Text section:
[Fortran] making a more efficient bilinear interpolation

In summary, the author is looking for advice on how to write an efficient bilinear interpolation for 2D images in Fortran. He is new to this forum and was hoping that someone more experienced could help him. He has already written a C++ mex equivalent, but is looking for a faster way to do it.
  • #1
octopode
14
0

Homework Statement



I'm trying to write an efficient bilinear (2D)-interpolation, after reading some recipes, as a fortran-mex for Matlab that is used extensively throughout a long algorithm of solar image processing, and therefore is one of my main bottlenecks. I'm not a Fortran expert and this is one of my self-made exercise to understand and enforce efficient programming with Matlab. I managed to write a working code, partially vectorized, with one DO loop, but my poor skills makes me sure that there must be a faster and more elegant way of doing it. I was hoping, if faster, that one could avoid a DO LOOP to iterate over each given points where i need the interpolation.
Any advice that can speed up the code is most welcome.
I'm using gcc version 4.3.6.
I cannot use a later one as it the only one fully compatible with my version of Matlab. Any later version prevented the use of some embedded matlab-mex functions necessary for interfacing / displaying error messages in the MATLAB prompts.
My mex-setup can compile Fortran 90 and 95 (so far...)

I already have a C++ mex equivalent used so far and was hoping that a well-written Fortran code would be faster.

I'm new to this forum, I understood from the sticky notes in this forum that this was the right place. I apologize if I misread the notes and please re-direct me to any better place for this request.

Homework Equations



The equations for bilinear interpolation that I'm using are :

Code:
f1 = wx1*Image(y1,x1) + wx2*Image(y1,x2)
f2 = wx1*Image(y2,x1) + wx2*Image(y2,x2)
IntIm= wy1*f1 + wy2*f2

x1 and x2 are the x-1 and x+1, same for y, x and y being the point at which the interpolation is needed. These coordinates are input as vectors, i.e, vector of x, 1D, and vector of y, 1D (see below for my attempt at implementing it)

Available data:
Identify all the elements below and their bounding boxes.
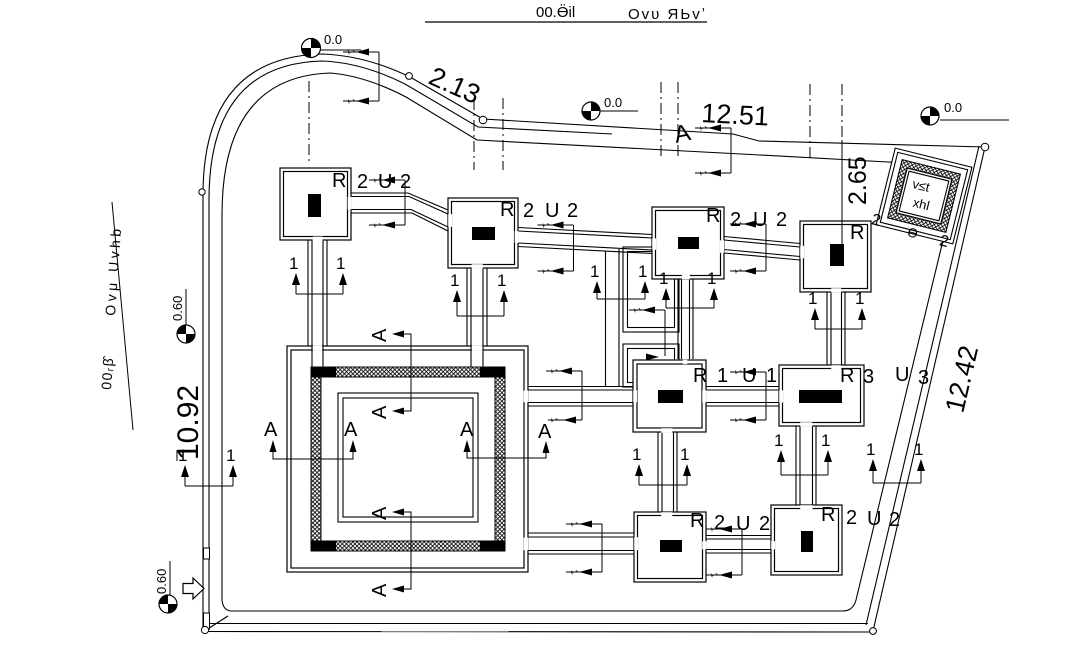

What you need to do:
1. Answer these questions about the Fortran interpolation thread:
(a) Which gcc version does the poster use?
(b) How many DO loops does the poster's working code contain?
(c) What kind of equivalent does the poster already have and use?
2. Rewrite the part of the Fortran interpolation thread starting at "I already have" and ending at "wx1*Image(y2,x1) + wx2*Image(y2,x2)", swapping "forum" for "board".

Exercise solutions:
1.
(a) gcc version 4.3.6.
(b) One DO loop.
(c) A C++ mex equivalent.

2.
I already have a C++ mex equivalent used so far and was hoping that a well-written Fortran code would be faster.

I'm new to this board, I understood from the sticky notes in this board that this was the right place. I apologize if I misread the notes and please re-direct me to any better place for this request.

Homework Equations



The equations for bilinear interpolation that I'm using are :

Code:
f1 = wx1*Image(y1,x1) + wx2*Image(y1,x2)
f2 = wx1*Image(y2,x1) + wx2*Image(y2,x2)